***** Information shown

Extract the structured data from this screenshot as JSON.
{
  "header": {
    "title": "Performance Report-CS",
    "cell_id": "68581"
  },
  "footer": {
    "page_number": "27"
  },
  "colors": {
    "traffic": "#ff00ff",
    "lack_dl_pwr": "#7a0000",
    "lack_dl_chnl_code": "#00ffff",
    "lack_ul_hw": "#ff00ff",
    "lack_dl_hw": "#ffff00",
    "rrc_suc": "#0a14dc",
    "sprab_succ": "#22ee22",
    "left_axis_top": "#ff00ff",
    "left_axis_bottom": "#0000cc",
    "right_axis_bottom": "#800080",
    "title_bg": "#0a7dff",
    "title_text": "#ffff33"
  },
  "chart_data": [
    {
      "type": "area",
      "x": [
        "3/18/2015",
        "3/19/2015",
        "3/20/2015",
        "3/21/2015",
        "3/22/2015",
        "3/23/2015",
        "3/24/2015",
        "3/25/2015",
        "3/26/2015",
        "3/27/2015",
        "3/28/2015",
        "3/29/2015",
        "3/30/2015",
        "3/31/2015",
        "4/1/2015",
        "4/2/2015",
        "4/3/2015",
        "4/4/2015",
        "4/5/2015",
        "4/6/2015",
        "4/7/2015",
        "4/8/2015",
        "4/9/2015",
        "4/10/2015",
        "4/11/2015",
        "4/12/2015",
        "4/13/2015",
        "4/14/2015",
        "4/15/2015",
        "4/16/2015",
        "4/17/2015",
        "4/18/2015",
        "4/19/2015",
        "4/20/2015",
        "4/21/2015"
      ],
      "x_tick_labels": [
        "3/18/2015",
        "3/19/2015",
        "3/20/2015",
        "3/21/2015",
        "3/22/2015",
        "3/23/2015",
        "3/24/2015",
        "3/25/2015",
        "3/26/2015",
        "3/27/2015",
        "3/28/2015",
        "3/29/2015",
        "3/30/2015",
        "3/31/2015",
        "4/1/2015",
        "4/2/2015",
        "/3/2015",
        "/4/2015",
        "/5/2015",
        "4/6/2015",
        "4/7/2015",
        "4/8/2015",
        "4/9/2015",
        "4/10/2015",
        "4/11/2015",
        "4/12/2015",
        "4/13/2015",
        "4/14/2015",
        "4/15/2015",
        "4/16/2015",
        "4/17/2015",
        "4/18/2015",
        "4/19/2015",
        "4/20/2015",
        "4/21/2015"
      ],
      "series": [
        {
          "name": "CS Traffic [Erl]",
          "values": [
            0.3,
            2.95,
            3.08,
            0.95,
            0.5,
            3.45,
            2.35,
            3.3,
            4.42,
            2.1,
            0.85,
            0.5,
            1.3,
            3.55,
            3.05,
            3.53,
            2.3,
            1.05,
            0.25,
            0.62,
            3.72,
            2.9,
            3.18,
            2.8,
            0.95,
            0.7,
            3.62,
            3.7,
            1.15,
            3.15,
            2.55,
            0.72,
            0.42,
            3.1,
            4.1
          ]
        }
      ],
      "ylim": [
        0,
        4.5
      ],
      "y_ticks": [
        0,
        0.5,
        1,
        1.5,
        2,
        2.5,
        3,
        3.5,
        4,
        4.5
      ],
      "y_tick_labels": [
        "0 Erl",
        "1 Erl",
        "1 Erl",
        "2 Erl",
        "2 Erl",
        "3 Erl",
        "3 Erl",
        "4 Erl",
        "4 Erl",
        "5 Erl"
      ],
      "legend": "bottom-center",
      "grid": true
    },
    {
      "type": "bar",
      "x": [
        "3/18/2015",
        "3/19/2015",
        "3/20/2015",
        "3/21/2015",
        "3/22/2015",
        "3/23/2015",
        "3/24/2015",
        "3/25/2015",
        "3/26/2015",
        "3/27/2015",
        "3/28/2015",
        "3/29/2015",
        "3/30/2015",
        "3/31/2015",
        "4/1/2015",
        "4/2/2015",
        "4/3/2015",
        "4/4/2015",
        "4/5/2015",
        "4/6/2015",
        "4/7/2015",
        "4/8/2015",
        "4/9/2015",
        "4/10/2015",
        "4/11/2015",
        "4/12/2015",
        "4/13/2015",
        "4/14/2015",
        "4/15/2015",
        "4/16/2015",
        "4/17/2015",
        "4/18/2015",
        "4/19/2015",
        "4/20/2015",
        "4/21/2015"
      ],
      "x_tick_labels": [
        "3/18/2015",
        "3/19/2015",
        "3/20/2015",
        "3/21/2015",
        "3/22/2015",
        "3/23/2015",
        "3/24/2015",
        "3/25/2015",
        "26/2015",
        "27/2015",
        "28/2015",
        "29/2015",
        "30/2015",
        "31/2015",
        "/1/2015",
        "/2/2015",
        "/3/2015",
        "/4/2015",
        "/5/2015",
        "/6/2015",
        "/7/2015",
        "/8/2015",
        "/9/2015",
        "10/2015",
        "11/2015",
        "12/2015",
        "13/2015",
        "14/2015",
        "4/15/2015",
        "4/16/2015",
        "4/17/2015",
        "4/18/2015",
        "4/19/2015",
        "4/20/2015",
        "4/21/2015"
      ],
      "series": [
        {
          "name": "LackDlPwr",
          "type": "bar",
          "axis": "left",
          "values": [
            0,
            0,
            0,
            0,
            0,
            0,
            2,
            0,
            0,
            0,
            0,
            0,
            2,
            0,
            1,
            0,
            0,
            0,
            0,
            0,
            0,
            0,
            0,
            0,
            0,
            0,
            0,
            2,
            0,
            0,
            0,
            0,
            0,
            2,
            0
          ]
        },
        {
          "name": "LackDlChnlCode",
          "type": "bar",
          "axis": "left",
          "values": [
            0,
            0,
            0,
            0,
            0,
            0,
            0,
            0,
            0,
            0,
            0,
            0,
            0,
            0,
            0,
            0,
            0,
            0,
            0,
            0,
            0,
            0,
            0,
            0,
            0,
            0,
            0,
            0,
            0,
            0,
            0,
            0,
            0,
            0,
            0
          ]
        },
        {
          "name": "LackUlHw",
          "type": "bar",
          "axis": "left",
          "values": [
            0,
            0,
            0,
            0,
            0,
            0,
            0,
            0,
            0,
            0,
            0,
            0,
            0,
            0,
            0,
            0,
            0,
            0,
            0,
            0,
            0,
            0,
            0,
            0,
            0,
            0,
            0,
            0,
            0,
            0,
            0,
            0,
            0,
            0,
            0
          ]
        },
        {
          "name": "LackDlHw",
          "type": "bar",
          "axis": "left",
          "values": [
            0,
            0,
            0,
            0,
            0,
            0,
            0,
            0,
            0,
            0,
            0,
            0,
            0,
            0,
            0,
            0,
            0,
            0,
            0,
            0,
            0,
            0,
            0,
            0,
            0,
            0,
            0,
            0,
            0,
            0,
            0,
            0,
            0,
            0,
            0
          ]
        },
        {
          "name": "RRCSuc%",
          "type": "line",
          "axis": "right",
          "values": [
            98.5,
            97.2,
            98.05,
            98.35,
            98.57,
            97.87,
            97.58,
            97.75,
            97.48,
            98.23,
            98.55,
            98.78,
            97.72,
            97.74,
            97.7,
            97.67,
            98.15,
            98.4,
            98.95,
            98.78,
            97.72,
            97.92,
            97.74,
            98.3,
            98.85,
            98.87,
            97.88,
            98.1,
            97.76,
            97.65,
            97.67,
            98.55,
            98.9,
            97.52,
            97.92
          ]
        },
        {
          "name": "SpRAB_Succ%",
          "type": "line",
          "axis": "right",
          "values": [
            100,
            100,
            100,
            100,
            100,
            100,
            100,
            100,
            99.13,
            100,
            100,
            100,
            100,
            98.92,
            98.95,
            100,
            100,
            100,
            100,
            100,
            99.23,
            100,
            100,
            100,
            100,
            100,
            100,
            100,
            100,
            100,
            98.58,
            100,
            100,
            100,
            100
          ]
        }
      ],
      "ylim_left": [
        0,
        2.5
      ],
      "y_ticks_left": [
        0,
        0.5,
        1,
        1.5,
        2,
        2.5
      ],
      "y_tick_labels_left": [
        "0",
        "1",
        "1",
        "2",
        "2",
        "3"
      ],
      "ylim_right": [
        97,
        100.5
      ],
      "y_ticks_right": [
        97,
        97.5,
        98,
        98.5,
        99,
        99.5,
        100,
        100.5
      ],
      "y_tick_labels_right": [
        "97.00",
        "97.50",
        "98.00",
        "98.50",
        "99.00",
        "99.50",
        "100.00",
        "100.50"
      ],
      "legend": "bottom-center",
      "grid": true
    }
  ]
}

**********

> _Given exercise_
Show each line in the entries that holds the string "name".

> _In response_
          "name": "CS Traffic [Erl]",
          "name": "LackDlPwr",
          "name": "LackDlChnlCode",
          "name": "LackUlHw",
          "name": "LackDlHw",
          "name": "RRCSuc%",
          "name": "SpRAB_Succ%",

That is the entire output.